Records to use:
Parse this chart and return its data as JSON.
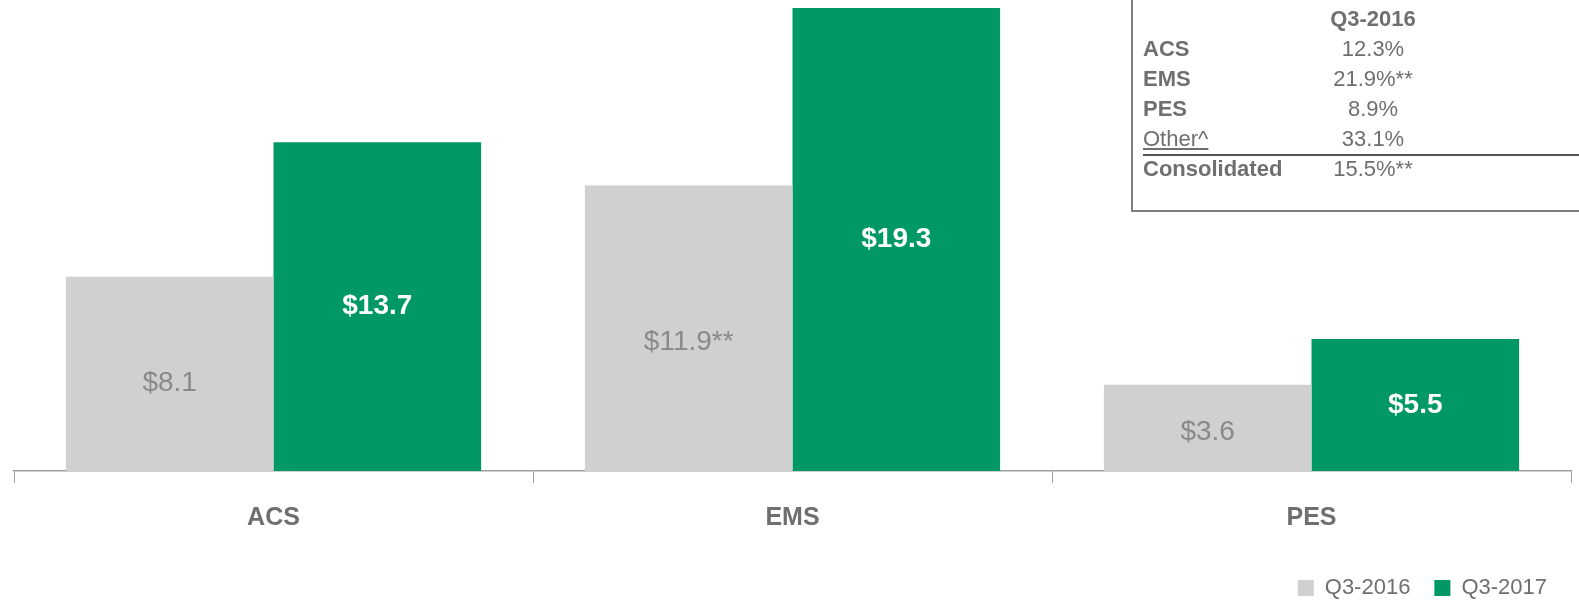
{
  "chart_data": {
    "type": "bar",
    "relative": false,
    "categories": [
      "ACS",
      "EMS",
      "PES"
    ],
    "series": [
      {
        "name": "Q3-2016",
        "color": "#d0d0d0",
        "values": [
          8.1,
          11.9,
          3.6
        ],
        "value_labels": [
          "$8.1",
          "$11.9**",
          "$3.6"
        ]
      },
      {
        "name": "Q3-2017",
        "color": "#009966",
        "values": [
          13.7,
          19.3,
          5.5
        ],
        "value_labels": [
          "$13.7",
          "$19.3",
          "$5.5"
        ]
      }
    ],
    "legend": "bottom right",
    "annotations": [
      "Q3-2016",
      "ACS",
      "12.3%",
      "EMS",
      "21.9%**",
      "PES",
      "8.9%",
      "Other^",
      "33.1%",
      "Consolidated",
      "15.5%**"
    ]
  }
}
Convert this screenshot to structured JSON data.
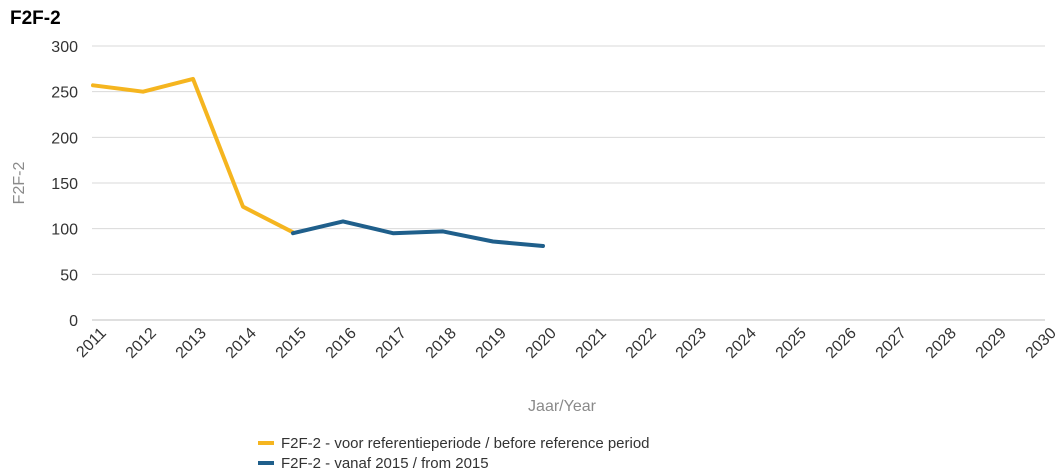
{
  "chart_data": {
    "type": "line",
    "title": "F2F-2",
    "xlabel": "Jaar/Year",
    "ylabel": "F2F-2",
    "x": [
      "2011",
      "2012",
      "2013",
      "2014",
      "2015",
      "2016",
      "2017",
      "2018",
      "2019",
      "2020",
      "2021",
      "2022",
      "2023",
      "2024",
      "2025",
      "2026",
      "2027",
      "2028",
      "2029",
      "2030"
    ],
    "ylim": [
      0,
      300
    ],
    "yticks": [
      0,
      50,
      100,
      150,
      200,
      250,
      300
    ],
    "grid": true,
    "legend_position": "bottom",
    "series": [
      {
        "name": "F2F-2 - voor referentieperiode / before reference period",
        "color": "#f5b51f",
        "points": [
          {
            "x": "2011",
            "y": 257
          },
          {
            "x": "2012",
            "y": 250
          },
          {
            "x": "2013",
            "y": 264
          },
          {
            "x": "2014",
            "y": 124
          },
          {
            "x": "2015",
            "y": 96
          }
        ]
      },
      {
        "name": "F2F-2 - vanaf 2015 / from 2015",
        "color": "#1f5f8b",
        "points": [
          {
            "x": "2015",
            "y": 95
          },
          {
            "x": "2016",
            "y": 108
          },
          {
            "x": "2017",
            "y": 95
          },
          {
            "x": "2018",
            "y": 97
          },
          {
            "x": "2019",
            "y": 86
          },
          {
            "x": "2020",
            "y": 81
          }
        ]
      }
    ]
  }
}
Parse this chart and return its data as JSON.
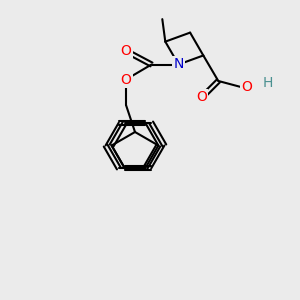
{
  "bg_color": "#ebebeb",
  "bond_color": "#000000",
  "bond_width": 1.5,
  "atom_colors": {
    "O": "#ff0000",
    "N": "#0000cc",
    "H": "#4a9090",
    "C": "#000000"
  },
  "font_size_atom": 10
}
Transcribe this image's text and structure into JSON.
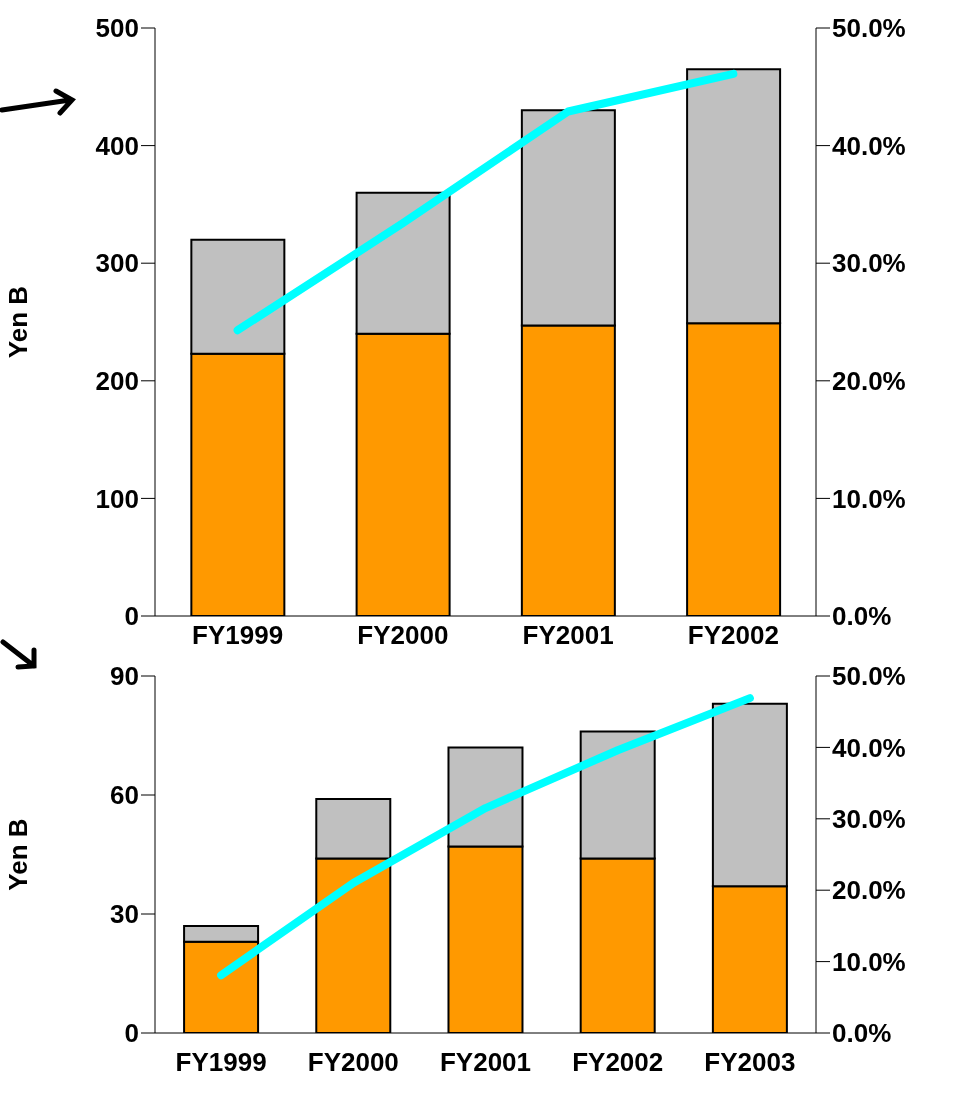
{
  "chart_data": [
    {
      "type": "bar",
      "stacked": true,
      "categories": [
        "FY1999",
        "FY2000",
        "FY2001",
        "FY2002"
      ],
      "ylabel": "Yen B",
      "ylim": [
        0,
        500
      ],
      "yticks": [
        0,
        100,
        200,
        300,
        400,
        500
      ],
      "y2lim": [
        0,
        50
      ],
      "y2ticks": [
        {
          "value": 0,
          "label": "0.0%"
        },
        {
          "value": 10,
          "label": "10.0%"
        },
        {
          "value": 20,
          "label": "20.0%"
        },
        {
          "value": 30,
          "label": "30.0%"
        },
        {
          "value": 40,
          "label": "40.0%"
        },
        {
          "value": 50,
          "label": "50.0%"
        }
      ],
      "grid": false,
      "legend": false,
      "series": [
        {
          "color": "#ff9900",
          "values": [
            223,
            240,
            247,
            249
          ]
        },
        {
          "color": "#c0c0c0",
          "values": [
            97,
            120,
            183,
            216
          ]
        },
        {
          "type": "line",
          "axis": "y2",
          "color": "#00ffff",
          "marker": "none",
          "values": [
            24.3,
            33.4,
            42.9,
            46.1
          ]
        }
      ]
    },
    {
      "type": "bar",
      "stacked": true,
      "categories": [
        "FY1999",
        "FY2000",
        "FY2001",
        "FY2002",
        "FY2003"
      ],
      "ylabel": "Yen B",
      "ylim": [
        0,
        90
      ],
      "yticks": [
        0,
        30,
        60,
        90
      ],
      "y2lim": [
        0,
        50
      ],
      "y2ticks": [
        {
          "value": 0,
          "label": "0.0%"
        },
        {
          "value": 10,
          "label": "10.0%"
        },
        {
          "value": 20,
          "label": "20.0%"
        },
        {
          "value": 30,
          "label": "30.0%"
        },
        {
          "value": 40,
          "label": "40.0%"
        },
        {
          "value": 50,
          "label": "50.0%"
        }
      ],
      "grid": false,
      "legend": false,
      "series": [
        {
          "color": "#ff9900",
          "values": [
            23,
            44,
            47,
            44,
            37
          ]
        },
        {
          "color": "#c0c0c0",
          "values": [
            4,
            15,
            25,
            32,
            46
          ]
        },
        {
          "type": "line",
          "axis": "y2",
          "color": "#00ffff",
          "marker": "none",
          "values": [
            8.1,
            21,
            31.5,
            39.6,
            46.9
          ]
        }
      ]
    }
  ]
}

Task directions: Quote the records above exactly, leaving out any pictures.

Solution to the problem:
Parse this chart and return its data as JSON.
{
  "chart_data": {
    "type": "bar",
    "relative": false,
    "categories": [
      "ACS",
      "EMS",
      "PES"
    ],
    "series": [
      {
        "name": "Q3-2016",
        "color": "#d0d0d0",
        "values": [
          8.1,
          11.9,
          3.6
        ],
        "value_labels": [
          "$8.1",
          "$11.9**",
          "$3.6"
        ]
      },
      {
        "name": "Q3-2017",
        "color": "#009966",
        "values": [
          13.7,
          19.3,
          5.5
        ],
        "value_labels": [
          "$13.7",
          "$19.3",
          "$5.5"
        ]
      }
    ],
    "legend": "bottom right",
    "annotations": [
      "Q3-2016",
      "ACS",
      "12.3%",
      "EMS",
      "21.9%**",
      "PES",
      "8.9%",
      "Other^",
      "33.1%",
      "Consolidated",
      "15.5%**"
    ]
  }
}
Convert this screenshot to structured JSON data.
{
  "chart_data": {
    "type": "line",
    "title": "F2F-2",
    "xlabel": "Jaar/Year",
    "ylabel": "F2F-2",
    "x": [
      "2011",
      "2012",
      "2013",
      "2014",
      "2015",
      "2016",
      "2017",
      "2018",
      "2019",
      "2020",
      "2021",
      "2022",
      "2023",
      "2024",
      "2025",
      "2026",
      "2027",
      "2028",
      "2029",
      "2030"
    ],
    "ylim": [
      0,
      300
    ],
    "yticks": [
      0,
      50,
      100,
      150,
      200,
      250,
      300
    ],
    "grid": true,
    "legend_position": "bottom",
    "series": [
      {
        "name": "F2F-2 - voor referentieperiode / before reference period",
        "color": "#f5b51f",
        "points": [
          {
            "x": "2011",
            "y": 257
          },
          {
            "x": "2012",
            "y": 250
          },
          {
            "x": "2013",
            "y": 264
          },
          {
            "x": "2014",
            "y": 124
          },
          {
            "x": "2015",
            "y": 96
          }
        ]
      },
      {
        "name": "F2F-2 - vanaf 2015 / from 2015",
        "color": "#1f5f8b",
        "points": [
          {
            "x": "2015",
            "y": 95
          },
          {
            "x": "2016",
            "y": 108
          },
          {
            "x": "2017",
            "y": 95
          },
          {
            "x": "2018",
            "y": 97
          },
          {
            "x": "2019",
            "y": 86
          },
          {
            "x": "2020",
            "y": 81
          }
        ]
      }
    ]
  }
}
Parse this chart and return its data as JSON.
{
  "bg_color": "#ebebeb",
  "bond_color": "#000000",
  "bond_width": 1.5,
  "atom_colors": {
    "O": "#ff0000",
    "N": "#0000cc",
    "H": "#4a9090",
    "C": "#000000"
  },
  "font_size_atom": 10
}
Transcribe this image's text and structure into JSON.
{
  "chart_data": [
    {
      "type": "bar",
      "stacked": true,
      "categories": [
        "FY1999",
        "FY2000",
        "FY2001",
        "FY2002"
      ],
      "ylabel": "Yen B",
      "ylim": [
        0,
        500
      ],
      "yticks": [
        0,
        100,
        200,
        300,
        400,
        500
      ],
      "y2lim": [
        0,
        50
      ],
      "y2ticks": [
        {
          "value": 0,
          "label": "0.0%"
        },
        {
          "value": 10,
          "label": "10.0%"
        },
        {
          "value": 20,
          "label": "20.0%"
        },
        {
          "value": 30,
          "label": "30.0%"
        },
        {
          "value": 40,
          "label": "40.0%"
        },
        {
          "value": 50,
          "label": "50.0%"
        }
      ],
      "grid": false,
      "legend": false,
      "series": [
        {
          "color": "#ff9900",
          "values": [
            223,
            240,
            247,
            249
          ]
        },
        {
          "color": "#c0c0c0",
          "values": [
            97,
            120,
            183,
            216
          ]
        },
        {
          "type": "line",
          "axis": "y2",
          "color": "#00ffff",
          "marker": "none",
          "values": [
            24.3,
            33.4,
            42.9,
            46.1
          ]
        }
      ]
    },
    {
      "type": "bar",
      "stacked": true,
      "categories": [
        "FY1999",
        "FY2000",
        "FY2001",
        "FY2002",
        "FY2003"
      ],
      "ylabel": "Yen B",
      "ylim": [
        0,
        90
      ],
      "yticks": [
        0,
        30,
        60,
        90
      ],
      "y2lim": [
        0,
        50
      ],
      "y2ticks": [
        {
          "value": 0,
          "label": "0.0%"
        },
        {
          "value": 10,
          "label": "10.0%"
        },
        {
          "value": 20,
          "label": "20.0%"
        },
        {
          "value": 30,
          "label": "30.0%"
        },
        {
          "value": 40,
          "label": "40.0%"
        },
        {
          "value": 50,
          "label": "50.0%"
        }
      ],
      "grid": false,
      "legend": false,
      "series": [
        {
          "color": "#ff9900",
          "values": [
            23,
            44,
            47,
            44,
            37
          ]
        },
        {
          "color": "#c0c0c0",
          "values": [
            4,
            15,
            25,
            32,
            46
          ]
        },
        {
          "type": "line",
          "axis": "y2",
          "color": "#00ffff",
          "marker": "none",
          "values": [
            8.1,
            21,
            31.5,
            39.6,
            46.9
          ]
        }
      ]
    }
  ]
}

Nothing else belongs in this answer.